─── Data records
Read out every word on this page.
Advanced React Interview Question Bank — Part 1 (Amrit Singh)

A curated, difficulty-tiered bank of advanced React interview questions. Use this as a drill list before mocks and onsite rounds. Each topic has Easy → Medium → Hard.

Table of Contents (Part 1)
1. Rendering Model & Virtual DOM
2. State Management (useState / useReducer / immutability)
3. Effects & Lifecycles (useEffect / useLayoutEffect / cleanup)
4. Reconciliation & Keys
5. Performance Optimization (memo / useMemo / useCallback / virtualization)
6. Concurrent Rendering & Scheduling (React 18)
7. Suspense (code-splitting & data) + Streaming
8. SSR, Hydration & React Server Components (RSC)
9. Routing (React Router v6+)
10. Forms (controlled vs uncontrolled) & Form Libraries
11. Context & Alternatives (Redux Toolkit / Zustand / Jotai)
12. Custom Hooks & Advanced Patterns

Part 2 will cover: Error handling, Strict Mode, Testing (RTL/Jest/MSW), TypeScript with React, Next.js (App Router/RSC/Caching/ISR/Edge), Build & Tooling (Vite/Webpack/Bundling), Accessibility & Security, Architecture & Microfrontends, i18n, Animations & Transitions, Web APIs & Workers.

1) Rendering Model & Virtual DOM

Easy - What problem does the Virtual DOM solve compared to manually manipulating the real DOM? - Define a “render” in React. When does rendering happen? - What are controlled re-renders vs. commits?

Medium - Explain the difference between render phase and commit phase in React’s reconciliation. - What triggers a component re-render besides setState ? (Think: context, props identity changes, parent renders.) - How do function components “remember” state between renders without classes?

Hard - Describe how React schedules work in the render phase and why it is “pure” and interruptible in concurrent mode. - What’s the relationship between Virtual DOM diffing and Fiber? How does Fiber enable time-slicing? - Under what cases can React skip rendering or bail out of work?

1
──────
Short problem
Your task is to quote the listing above word for word.

Exercise response
Read out every word on this page.
Advanced React Interview Question Bank — Part 1 (Amrit Singh)

A curated, difficulty-tiered bank of advanced React interview questions. Use this as a drill list before mocks and onsite rounds. Each topic has Easy → Medium → Hard.

Table of Contents (Part 1)
1. Rendering Model & Virtual DOM
2. State Management (useState / useReducer / immutability)
3. Effects & Lifecycles (useEffect / useLayoutEffect / cleanup)
4. Reconciliation & Keys
5. Performance Optimization (memo / useMemo / useCallback / virtualization)
6. Concurrent Rendering & Scheduling (React 18)
7. Suspense (code-splitting & data) + Streaming
8. SSR, Hydration & React Server Components (RSC)
9. Routing (React Router v6+)
10. Forms (controlled vs uncontrolled) & Form Libraries
11. Context & Alternatives (Redux Toolkit / Zustand / Jotai)
12. Custom Hooks & Advanced Patterns

Part 2 will cover: Error handling, Strict Mode, Testing (RTL/Jest/MSW), TypeScript with React, Next.js (App Router/RSC/Caching/ISR/Edge), Build & Tooling (Vite/Webpack/Bundling), Accessibility & Security, Architecture & Microfrontends, i18n, Animations & Transitions, Web APIs & Workers.

1) Rendering Model & Virtual DOM

Easy - What problem does the Virtual DOM solve compared to manually manipulating the real DOM? - Define a “render” in React. When does rendering happen? - What are controlled re-renders vs. commits?

Medium - Explain the difference between render phase and commit phase in React’s reconciliation. - What triggers a component re-render besides setState ? (Think: context, props identity changes, parent renders.) - How do function components “remember” state between renders without classes?

Hard - Describe how React schedules work in the render phase and why it is “pure” and interruptible in concurrent mode. - What’s the relationship between Virtual DOM diffing and Fiber? How does Fiber enable time-slicing? - Under what cases can React skip rendering or bail out of work?

1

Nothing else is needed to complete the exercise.